List every line in the entries below that contains the string "symbol". Matching is case-sensitive.

* _Dataset excerpt_
--- Start ---

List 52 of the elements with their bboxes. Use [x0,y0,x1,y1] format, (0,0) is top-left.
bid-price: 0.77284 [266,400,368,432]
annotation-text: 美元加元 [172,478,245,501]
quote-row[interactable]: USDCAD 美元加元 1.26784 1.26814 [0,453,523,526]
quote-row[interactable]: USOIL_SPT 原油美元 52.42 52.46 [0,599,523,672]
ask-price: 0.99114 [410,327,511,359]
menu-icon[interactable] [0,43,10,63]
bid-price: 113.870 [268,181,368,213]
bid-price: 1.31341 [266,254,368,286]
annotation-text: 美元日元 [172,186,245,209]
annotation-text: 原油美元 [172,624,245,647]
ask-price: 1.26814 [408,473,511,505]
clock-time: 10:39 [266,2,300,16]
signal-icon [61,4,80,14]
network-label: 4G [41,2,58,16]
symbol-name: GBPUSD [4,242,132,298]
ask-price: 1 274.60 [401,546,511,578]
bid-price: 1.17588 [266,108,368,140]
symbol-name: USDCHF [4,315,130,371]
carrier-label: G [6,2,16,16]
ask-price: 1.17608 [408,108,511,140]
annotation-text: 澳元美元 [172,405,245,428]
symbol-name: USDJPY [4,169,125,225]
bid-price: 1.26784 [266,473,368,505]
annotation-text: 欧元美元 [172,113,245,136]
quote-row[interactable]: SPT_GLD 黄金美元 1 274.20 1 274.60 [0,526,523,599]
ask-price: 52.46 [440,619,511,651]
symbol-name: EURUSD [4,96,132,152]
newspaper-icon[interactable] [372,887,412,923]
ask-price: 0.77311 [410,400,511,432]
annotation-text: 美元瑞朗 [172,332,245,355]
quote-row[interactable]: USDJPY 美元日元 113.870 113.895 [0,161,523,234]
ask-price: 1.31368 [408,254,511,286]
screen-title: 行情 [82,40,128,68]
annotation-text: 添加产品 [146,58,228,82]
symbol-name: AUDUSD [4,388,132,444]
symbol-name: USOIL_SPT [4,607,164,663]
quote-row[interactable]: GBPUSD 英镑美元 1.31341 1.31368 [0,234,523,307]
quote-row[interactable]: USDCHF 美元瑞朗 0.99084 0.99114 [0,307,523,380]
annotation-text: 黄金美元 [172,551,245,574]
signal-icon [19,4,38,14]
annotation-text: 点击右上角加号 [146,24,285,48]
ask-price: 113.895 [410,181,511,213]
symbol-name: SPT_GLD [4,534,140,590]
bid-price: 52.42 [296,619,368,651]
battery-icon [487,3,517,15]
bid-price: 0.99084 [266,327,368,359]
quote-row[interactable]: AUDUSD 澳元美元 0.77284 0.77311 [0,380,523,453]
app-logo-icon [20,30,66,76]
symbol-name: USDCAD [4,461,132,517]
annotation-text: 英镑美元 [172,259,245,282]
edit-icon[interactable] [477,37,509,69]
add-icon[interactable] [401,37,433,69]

--- End ---

* _Right answer_
symbol-name: GBPUSD [4,242,132,298]
symbol-name: USDCHF [4,315,130,371]
symbol-name: USDJPY [4,169,125,225]
symbol-name: EURUSD [4,96,132,152]
symbol-name: AUDUSD [4,388,132,444]
symbol-name: USOIL_SPT [4,607,164,663]
symbol-name: SPT_GLD [4,534,140,590]
symbol-name: USDCAD [4,461,132,517]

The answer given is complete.